↓↓↓
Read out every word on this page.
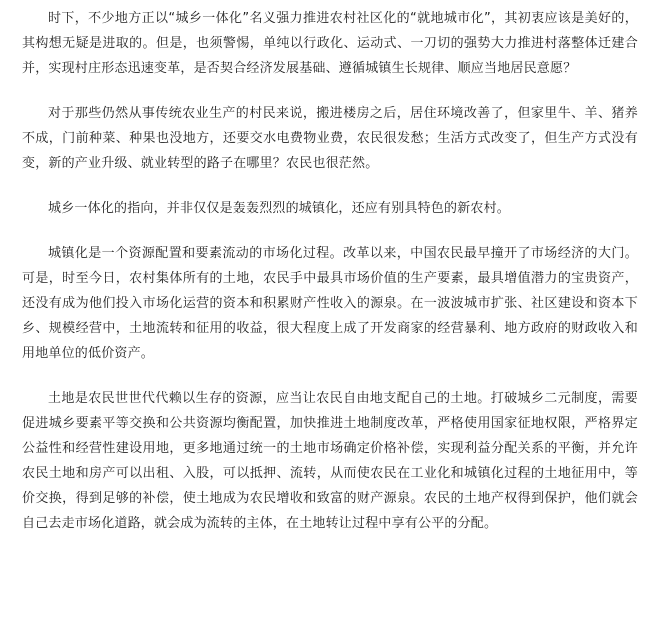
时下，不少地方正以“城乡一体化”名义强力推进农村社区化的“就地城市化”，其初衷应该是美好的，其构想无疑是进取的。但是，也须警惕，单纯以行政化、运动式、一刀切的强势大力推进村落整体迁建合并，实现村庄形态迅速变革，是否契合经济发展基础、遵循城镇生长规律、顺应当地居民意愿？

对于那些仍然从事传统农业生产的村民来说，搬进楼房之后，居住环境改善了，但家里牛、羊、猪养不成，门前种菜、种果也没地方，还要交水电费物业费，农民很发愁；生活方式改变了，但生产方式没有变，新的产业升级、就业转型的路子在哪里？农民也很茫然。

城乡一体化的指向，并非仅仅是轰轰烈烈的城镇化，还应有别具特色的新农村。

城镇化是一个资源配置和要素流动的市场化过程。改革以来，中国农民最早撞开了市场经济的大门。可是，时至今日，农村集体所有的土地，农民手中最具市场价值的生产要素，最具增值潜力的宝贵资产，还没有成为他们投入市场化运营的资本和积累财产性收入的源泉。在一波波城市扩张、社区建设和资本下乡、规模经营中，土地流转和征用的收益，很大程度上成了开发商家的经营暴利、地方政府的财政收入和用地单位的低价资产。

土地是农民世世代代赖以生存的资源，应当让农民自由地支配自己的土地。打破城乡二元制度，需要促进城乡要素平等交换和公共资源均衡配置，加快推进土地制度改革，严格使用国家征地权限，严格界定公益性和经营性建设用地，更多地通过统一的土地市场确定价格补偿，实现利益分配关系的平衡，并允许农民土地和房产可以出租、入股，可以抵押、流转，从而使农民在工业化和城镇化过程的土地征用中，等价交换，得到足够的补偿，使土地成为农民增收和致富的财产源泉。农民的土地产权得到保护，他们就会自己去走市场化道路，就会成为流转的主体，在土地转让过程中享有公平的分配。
↑↑↑
↓↓↓
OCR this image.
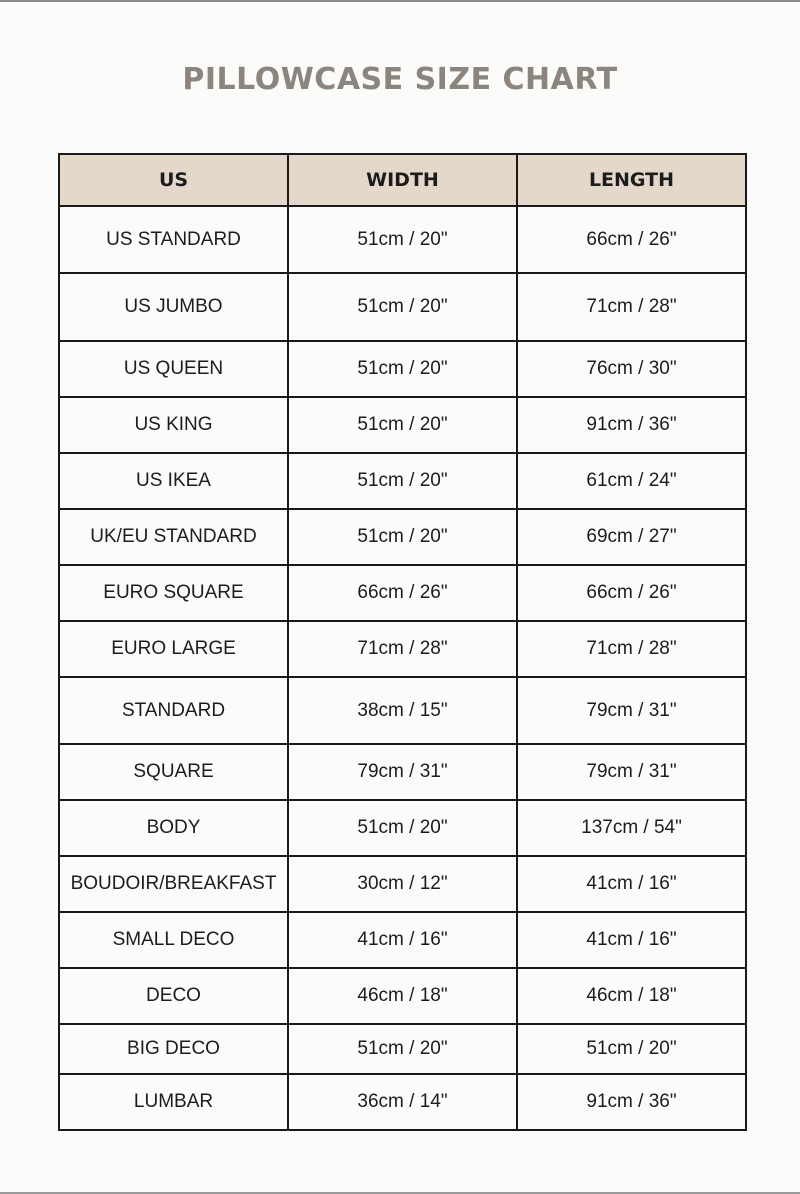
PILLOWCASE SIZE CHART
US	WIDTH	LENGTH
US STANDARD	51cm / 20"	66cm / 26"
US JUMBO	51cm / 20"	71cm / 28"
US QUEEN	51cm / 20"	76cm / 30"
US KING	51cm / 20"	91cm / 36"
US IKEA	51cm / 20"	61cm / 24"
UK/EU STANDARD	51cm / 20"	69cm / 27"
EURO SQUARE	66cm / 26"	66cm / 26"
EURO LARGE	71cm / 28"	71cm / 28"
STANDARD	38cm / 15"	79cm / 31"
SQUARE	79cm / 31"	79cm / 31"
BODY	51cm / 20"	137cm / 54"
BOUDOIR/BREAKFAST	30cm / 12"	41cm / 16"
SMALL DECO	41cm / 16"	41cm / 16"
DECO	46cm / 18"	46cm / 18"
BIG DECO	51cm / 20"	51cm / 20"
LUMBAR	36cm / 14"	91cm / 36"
↑↑↑
## Work to do
List the lines of the entries that include "STANDARD".

## Output
US STANDARD	51cm / 20"	66cm / 26"
UK/EU STANDARD	51cm / 20"	69cm / 27"
STANDARD	38cm / 15"	79cm / 31"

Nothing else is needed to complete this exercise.